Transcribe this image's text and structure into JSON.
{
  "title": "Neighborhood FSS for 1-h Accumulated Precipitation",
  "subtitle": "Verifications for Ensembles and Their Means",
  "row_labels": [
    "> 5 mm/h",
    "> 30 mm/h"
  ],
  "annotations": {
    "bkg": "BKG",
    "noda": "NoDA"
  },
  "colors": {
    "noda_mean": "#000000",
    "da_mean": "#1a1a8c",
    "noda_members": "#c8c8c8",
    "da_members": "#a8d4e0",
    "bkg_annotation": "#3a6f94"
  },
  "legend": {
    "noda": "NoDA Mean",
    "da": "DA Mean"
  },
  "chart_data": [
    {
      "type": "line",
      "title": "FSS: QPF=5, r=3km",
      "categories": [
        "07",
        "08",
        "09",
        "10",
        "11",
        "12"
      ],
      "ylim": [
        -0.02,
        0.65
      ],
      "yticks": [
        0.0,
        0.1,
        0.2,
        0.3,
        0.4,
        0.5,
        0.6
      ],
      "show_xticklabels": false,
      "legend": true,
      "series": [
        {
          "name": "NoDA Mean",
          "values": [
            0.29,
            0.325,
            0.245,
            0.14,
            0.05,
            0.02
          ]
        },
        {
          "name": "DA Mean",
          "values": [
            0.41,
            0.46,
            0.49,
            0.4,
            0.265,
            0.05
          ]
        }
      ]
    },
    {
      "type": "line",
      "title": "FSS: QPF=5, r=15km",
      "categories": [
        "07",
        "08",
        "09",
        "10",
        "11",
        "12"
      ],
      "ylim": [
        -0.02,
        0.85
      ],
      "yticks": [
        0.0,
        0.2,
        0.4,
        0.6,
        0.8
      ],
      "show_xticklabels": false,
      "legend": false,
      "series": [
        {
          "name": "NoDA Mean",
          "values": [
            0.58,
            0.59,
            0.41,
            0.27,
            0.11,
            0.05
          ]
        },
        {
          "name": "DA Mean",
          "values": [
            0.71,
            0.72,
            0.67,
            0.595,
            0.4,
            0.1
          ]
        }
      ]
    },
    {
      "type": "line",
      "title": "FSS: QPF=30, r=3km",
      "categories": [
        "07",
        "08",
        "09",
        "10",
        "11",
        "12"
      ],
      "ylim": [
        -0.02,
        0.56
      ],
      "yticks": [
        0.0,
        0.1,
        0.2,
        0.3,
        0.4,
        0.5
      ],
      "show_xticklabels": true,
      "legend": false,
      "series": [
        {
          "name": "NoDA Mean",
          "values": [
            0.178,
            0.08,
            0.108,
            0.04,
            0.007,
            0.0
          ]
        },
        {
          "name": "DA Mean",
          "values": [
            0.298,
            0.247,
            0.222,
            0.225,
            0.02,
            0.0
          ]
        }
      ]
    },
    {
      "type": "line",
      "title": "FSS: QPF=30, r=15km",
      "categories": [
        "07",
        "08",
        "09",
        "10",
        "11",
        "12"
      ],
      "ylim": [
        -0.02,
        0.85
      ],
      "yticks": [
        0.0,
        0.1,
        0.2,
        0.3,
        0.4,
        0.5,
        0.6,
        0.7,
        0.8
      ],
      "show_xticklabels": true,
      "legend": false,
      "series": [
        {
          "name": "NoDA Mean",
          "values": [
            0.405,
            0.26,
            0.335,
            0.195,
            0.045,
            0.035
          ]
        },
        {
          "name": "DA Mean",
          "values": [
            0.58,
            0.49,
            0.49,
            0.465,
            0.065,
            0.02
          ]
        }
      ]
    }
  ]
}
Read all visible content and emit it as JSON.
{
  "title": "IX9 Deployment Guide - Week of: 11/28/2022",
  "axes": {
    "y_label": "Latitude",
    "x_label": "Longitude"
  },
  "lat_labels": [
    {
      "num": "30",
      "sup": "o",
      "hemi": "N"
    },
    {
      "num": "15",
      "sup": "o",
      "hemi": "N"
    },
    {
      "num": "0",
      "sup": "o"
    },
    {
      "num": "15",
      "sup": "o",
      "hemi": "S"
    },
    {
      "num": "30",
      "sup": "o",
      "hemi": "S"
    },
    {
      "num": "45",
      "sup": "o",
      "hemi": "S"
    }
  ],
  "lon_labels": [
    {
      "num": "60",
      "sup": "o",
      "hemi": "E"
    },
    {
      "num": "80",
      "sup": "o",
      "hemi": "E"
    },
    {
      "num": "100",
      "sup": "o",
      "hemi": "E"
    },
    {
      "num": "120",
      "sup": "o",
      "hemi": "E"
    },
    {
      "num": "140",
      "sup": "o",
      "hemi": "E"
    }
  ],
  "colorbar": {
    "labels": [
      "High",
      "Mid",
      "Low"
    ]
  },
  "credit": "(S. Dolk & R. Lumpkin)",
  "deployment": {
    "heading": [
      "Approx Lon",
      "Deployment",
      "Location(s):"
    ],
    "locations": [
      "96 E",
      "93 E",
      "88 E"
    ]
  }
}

-=-=-

- PROBLEM TO WORK ON
Extract all of the data exactly as written.

- COMPLETE RESPONSE
Transcribe this image's text and structure into JSON.
{
  "title": "Neighborhood FSS for 1-h Accumulated Precipitation",
  "subtitle": "Verifications for Ensembles and Their Means",
  "row_labels": [
    "> 5 mm/h",
    "> 30 mm/h"
  ],
  "annotations": {
    "bkg": "BKG",
    "noda": "NoDA"
  },
  "colors": {
    "noda_mean": "#000000",
    "da_mean": "#1a1a8c",
    "noda_members": "#c8c8c8",
    "da_members": "#a8d4e0",
    "bkg_annotation": "#3a6f94"
  },
  "legend": {
    "noda": "NoDA Mean",
    "da": "DA Mean"
  },
  "chart_data": [
    {
      "type": "line",
      "title": "FSS: QPF=5, r=3km",
      "categories": [
        "07",
        "08",
        "09",
        "10",
        "11",
        "12"
      ],
      "ylim": [
        -0.02,
        0.65
      ],
      "yticks": [
        0.0,
        0.1,
        0.2,
        0.3,
        0.4,
        0.5,
        0.6
      ],
      "show_xticklabels": false,
      "legend": true,
      "series": [
        {
          "name": "NoDA Mean",
          "values": [
            0.29,
            0.325,
            0.245,
            0.14,
            0.05,
            0.02
          ]
        },
        {
          "name": "DA Mean",
          "values": [
            0.41,
            0.46,
            0.49,
            0.4,
            0.265,
            0.05
          ]
        }
      ]
    },
    {
      "type": "line",
      "title": "FSS: QPF=5, r=15km",
      "categories": [
        "07",
        "08",
        "09",
        "10",
        "11",
        "12"
      ],
      "ylim": [
        -0.02,
        0.85
      ],
      "yticks": [
        0.0,
        0.2,
        0.4,
        0.6,
        0.8
      ],
      "show_xticklabels": false,
      "legend": false,
      "series": [
        {
          "name": "NoDA Mean",
          "values": [
            0.58,
            0.59,
            0.41,
            0.27,
            0.11,
            0.05
          ]
        },
        {
          "name": "DA Mean",
          "values": [
            0.71,
            0.72,
            0.67,
            0.595,
            0.4,
            0.1
          ]
        }
      ]
    },
    {
      "type": "line",
      "title": "FSS: QPF=30, r=3km",
      "categories": [
        "07",
        "08",
        "09",
        "10",
        "11",
        "12"
      ],
      "ylim": [
        -0.02,
        0.56
      ],
      "yticks": [
        0.0,
        0.1,
        0.2,
        0.3,
        0.4,
        0.5
      ],
      "show_xticklabels": true,
      "legend": false,
      "series": [
        {
          "name": "NoDA Mean",
          "values": [
            0.178,
            0.08,
            0.108,
            0.04,
            0.007,
            0.0
          ]
        },
        {
          "name": "DA Mean",
          "values": [
            0.298,
            0.247,
            0.222,
            0.225,
            0.02,
            0.0
          ]
        }
      ]
    },
    {
      "type": "line",
      "title": "FSS: QPF=30, r=15km",
      "categories": [
        "07",
        "08",
        "09",
        "10",
        "11",
        "12"
      ],
      "ylim": [
        -0.02,
        0.85
      ],
      "yticks": [
        0.0,
        0.1,
        0.2,
        0.3,
        0.4,
        0.5,
        0.6,
        0.7,
        0.8
      ],
      "show_xticklabels": true,
      "legend": false,
      "series": [
        {
          "name": "NoDA Mean",
          "values": [
            0.405,
            0.26,
            0.335,
            0.195,
            0.045,
            0.035
          ]
        },
        {
          "name": "DA Mean",
          "values": [
            0.58,
            0.49,
            0.49,
            0.465,
            0.065,
            0.02
          ]
        }
      ]
    }
  ]
}
Read all visible content and emit it as JSON.
{
  "title": "IX9 Deployment Guide - Week of: 11/28/2022",
  "axes": {
    "y_label": "Latitude",
    "x_label": "Longitude"
  },
  "lat_labels": [
    {
      "num": "30",
      "sup": "o",
      "hemi": "N"
    },
    {
      "num": "15",
      "sup": "o",
      "hemi": "N"
    },
    {
      "num": "0",
      "sup": "o"
    },
    {
      "num": "15",
      "sup": "o",
      "hemi": "S"
    },
    {
      "num": "30",
      "sup": "o",
      "hemi": "S"
    },
    {
      "num": "45",
      "sup": "o",
      "hemi": "S"
    }
  ],
  "lon_labels": [
    {
      "num": "60",
      "sup": "o",
      "hemi": "E"
    },
    {
      "num": "80",
      "sup": "o",
      "hemi": "E"
    },
    {
      "num": "100",
      "sup": "o",
      "hemi": "E"
    },
    {
      "num": "120",
      "sup": "o",
      "hemi": "E"
    },
    {
      "num": "140",
      "sup": "o",
      "hemi": "E"
    }
  ],
  "colorbar": {
    "labels": [
      "High",
      "Mid",
      "Low"
    ]
  },
  "credit": "(S. Dolk & R. Lumpkin)",
  "deployment": {
    "heading": [
      "Approx Lon",
      "Deployment",
      "Location(s):"
    ],
    "locations": [
      "96 E",
      "93 E",
      "88 E"
    ]
  }
}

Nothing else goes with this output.